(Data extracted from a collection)
## begin
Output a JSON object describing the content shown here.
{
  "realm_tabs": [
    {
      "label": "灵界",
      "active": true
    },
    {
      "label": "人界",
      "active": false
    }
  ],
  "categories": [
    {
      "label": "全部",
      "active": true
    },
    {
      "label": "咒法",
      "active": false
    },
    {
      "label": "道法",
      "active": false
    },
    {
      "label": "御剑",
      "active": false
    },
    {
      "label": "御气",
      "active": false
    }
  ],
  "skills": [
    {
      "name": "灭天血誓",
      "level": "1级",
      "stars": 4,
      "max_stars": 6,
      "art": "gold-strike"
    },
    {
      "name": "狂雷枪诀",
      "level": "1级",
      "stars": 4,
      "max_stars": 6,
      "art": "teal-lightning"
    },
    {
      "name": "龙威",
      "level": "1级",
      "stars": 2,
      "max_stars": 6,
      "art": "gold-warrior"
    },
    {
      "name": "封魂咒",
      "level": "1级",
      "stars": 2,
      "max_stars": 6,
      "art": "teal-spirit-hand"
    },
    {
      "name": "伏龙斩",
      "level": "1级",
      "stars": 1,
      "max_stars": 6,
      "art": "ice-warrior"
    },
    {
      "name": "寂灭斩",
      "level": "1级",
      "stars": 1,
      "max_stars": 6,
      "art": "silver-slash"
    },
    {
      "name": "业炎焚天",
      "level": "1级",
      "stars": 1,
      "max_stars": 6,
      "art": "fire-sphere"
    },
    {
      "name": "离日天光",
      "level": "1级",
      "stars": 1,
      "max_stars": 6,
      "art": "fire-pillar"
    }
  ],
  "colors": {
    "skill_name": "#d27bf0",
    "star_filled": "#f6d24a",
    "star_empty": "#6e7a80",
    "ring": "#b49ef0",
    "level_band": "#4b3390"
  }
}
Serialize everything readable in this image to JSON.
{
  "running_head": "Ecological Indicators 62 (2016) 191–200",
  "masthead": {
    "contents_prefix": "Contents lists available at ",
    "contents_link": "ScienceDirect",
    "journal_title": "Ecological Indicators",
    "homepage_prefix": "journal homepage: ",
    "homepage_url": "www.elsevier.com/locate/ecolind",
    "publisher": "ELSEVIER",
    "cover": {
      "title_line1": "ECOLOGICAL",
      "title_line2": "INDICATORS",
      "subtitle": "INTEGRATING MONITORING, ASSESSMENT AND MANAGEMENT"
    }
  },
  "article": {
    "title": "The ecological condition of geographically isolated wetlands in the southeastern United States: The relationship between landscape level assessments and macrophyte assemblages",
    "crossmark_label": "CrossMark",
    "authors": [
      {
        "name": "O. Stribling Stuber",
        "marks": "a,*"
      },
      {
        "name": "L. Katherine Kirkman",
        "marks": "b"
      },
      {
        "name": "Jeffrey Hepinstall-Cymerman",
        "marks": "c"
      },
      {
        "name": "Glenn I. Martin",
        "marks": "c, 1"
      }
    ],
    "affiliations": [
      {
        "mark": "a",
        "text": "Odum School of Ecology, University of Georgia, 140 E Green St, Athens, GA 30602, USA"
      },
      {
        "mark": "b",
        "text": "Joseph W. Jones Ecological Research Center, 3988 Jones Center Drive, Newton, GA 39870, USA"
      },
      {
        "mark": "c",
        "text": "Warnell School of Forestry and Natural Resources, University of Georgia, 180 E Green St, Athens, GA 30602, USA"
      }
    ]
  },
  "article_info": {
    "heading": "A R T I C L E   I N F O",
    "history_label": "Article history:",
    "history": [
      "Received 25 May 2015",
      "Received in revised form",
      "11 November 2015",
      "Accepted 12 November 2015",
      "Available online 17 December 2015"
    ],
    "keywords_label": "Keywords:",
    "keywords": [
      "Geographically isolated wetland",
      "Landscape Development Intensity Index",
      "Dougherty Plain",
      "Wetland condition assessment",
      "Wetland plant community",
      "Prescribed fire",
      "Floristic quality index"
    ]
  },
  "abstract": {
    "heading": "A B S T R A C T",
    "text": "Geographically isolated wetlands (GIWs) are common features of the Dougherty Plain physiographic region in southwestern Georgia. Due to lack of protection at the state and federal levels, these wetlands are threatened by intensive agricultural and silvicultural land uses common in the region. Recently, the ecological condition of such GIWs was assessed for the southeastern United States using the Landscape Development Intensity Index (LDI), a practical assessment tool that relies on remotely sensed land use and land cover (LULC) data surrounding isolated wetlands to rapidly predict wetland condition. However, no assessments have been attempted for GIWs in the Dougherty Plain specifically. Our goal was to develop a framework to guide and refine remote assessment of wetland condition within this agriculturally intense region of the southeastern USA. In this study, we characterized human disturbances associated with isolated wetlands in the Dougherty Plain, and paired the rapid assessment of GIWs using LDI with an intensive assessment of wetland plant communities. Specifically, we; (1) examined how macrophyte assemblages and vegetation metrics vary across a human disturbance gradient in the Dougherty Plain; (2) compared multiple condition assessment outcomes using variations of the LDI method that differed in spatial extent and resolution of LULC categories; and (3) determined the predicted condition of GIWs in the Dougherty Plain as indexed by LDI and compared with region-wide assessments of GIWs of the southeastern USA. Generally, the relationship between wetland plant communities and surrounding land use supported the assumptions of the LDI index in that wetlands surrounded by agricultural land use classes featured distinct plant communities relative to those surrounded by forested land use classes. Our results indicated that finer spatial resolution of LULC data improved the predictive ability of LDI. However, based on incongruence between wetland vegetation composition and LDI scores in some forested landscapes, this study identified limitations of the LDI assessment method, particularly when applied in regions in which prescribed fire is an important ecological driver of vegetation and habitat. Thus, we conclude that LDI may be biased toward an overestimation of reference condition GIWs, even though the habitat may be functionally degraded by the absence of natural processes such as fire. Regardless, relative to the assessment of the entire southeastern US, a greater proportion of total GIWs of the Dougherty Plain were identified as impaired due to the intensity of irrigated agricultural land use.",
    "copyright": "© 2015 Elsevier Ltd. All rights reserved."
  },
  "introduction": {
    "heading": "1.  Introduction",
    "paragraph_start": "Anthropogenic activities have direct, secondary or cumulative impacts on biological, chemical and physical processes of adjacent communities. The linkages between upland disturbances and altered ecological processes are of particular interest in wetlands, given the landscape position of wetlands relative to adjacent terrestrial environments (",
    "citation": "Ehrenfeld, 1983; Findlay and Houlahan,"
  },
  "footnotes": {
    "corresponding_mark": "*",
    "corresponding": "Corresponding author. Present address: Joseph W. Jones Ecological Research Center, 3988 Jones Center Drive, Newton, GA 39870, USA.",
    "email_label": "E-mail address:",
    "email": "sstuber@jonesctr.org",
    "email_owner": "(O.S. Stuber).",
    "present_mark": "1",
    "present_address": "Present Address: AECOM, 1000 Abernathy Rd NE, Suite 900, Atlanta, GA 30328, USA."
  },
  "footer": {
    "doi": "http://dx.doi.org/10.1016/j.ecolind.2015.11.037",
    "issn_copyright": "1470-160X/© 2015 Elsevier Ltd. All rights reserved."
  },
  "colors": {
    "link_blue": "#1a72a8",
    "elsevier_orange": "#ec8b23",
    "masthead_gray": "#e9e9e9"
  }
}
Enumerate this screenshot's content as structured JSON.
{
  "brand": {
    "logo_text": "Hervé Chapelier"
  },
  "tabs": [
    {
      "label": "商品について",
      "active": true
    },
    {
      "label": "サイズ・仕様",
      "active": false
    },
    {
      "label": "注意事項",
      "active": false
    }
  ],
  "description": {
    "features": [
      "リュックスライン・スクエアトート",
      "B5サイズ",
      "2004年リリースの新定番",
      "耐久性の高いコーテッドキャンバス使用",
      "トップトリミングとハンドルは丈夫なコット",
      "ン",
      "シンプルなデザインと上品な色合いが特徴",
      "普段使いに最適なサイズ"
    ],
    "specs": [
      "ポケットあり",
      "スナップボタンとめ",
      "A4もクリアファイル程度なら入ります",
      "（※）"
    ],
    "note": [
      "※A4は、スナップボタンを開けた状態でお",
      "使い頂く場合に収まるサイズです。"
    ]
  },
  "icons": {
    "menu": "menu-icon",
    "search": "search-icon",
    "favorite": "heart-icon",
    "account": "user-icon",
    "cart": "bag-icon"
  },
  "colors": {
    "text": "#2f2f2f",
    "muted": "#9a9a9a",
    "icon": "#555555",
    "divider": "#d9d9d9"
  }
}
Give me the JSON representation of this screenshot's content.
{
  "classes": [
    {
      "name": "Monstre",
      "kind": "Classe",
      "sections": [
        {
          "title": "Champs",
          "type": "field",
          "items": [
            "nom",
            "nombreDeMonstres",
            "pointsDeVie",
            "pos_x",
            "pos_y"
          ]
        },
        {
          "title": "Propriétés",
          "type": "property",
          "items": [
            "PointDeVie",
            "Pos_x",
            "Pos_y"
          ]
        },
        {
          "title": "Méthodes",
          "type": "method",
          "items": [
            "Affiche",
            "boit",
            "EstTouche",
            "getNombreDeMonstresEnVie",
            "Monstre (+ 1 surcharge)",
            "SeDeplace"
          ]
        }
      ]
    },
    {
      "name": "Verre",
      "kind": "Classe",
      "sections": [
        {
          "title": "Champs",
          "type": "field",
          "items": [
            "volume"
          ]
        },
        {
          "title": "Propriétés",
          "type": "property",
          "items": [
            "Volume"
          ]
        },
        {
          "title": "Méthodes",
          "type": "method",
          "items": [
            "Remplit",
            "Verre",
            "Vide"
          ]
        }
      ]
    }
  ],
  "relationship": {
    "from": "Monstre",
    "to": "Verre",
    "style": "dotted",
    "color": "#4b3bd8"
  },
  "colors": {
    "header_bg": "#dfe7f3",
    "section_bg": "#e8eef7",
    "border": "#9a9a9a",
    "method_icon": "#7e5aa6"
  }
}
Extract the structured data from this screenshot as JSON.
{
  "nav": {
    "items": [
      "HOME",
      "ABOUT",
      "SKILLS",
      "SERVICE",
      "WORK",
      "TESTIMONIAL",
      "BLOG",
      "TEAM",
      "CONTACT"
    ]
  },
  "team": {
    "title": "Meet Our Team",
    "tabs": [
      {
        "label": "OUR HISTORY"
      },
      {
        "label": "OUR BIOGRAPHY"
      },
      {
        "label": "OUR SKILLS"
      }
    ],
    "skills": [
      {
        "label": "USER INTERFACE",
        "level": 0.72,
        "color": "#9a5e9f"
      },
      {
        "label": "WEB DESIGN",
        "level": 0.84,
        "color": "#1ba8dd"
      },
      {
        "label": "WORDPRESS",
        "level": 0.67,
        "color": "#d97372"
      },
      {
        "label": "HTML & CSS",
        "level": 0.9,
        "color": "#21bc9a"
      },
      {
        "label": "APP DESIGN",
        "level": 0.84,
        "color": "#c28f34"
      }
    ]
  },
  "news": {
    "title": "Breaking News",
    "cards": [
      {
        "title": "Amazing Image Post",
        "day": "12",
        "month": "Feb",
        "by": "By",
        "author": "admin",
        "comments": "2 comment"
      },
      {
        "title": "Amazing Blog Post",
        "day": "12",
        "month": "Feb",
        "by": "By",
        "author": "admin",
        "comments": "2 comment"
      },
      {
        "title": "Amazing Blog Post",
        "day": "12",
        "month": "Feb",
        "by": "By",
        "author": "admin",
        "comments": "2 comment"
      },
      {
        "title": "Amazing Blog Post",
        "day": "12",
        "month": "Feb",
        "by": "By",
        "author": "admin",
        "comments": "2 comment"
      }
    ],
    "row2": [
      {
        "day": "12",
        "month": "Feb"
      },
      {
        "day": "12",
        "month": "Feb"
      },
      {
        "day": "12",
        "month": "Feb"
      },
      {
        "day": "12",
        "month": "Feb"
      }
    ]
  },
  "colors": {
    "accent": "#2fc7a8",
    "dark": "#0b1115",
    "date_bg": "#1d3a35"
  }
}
## end
DIRECTIVE | Tally every line of the data that holds the word "rights" and write the count alone.

FULL RESPONSE | 2